**Work to be completed:**
All records below must be retyped exactly.

— Start —

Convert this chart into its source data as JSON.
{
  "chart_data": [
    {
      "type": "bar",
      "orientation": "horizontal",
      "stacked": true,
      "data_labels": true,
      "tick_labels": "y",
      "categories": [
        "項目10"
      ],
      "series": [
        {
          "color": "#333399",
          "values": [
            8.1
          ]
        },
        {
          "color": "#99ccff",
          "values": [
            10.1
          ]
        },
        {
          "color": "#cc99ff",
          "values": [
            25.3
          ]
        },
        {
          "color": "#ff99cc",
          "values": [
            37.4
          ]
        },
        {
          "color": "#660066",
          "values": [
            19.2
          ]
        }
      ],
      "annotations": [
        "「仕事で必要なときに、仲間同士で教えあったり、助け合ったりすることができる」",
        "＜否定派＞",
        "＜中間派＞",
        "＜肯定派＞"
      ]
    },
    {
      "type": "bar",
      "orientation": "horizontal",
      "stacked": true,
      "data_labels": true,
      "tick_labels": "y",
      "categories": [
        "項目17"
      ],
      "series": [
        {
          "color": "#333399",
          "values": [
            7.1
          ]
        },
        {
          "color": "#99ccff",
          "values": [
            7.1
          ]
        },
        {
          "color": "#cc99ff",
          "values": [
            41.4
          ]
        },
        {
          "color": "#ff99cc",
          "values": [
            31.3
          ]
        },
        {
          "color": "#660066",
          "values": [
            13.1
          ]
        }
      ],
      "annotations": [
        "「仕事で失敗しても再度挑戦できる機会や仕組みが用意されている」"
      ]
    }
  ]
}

— End —

**Written answer:**
Convert this chart into its source data as JSON.
{
  "chart_data": [
    {
      "type": "bar",
      "orientation": "horizontal",
      "stacked": true,
      "data_labels": true,
      "tick_labels": "y",
      "categories": [
        "項目10"
      ],
      "series": [
        {
          "color": "#333399",
          "values": [
            8.1
          ]
        },
        {
          "color": "#99ccff",
          "values": [
            10.1
          ]
        },
        {
          "color": "#cc99ff",
          "values": [
            25.3
          ]
        },
        {
          "color": "#ff99cc",
          "values": [
            37.4
          ]
        },
        {
          "color": "#660066",
          "values": [
            19.2
          ]
        }
      ],
      "annotations": [
        "「仕事で必要なときに、仲間同士で教えあったり、助け合ったりすることができる」",
        "＜否定派＞",
        "＜中間派＞",
        "＜肯定派＞"
      ]
    },
    {
      "type": "bar",
      "orientation": "horizontal",
      "stacked": true,
      "data_labels": true,
      "tick_labels": "y",
      "categories": [
        "項目17"
      ],
      "series": [
        {
          "color": "#333399",
          "values": [
            7.1
          ]
        },
        {
          "color": "#99ccff",
          "values": [
            7.1
          ]
        },
        {
          "color": "#cc99ff",
          "values": [
            41.4
          ]
        },
        {
          "color": "#ff99cc",
          "values": [
            31.3
          ]
        },
        {
          "color": "#660066",
          "values": [
            13.1
          ]
        }
      ],
      "annotations": [
        "「仕事で失敗しても再度挑戦できる機会や仕組みが用意されている」"
      ]
    }
  ]
}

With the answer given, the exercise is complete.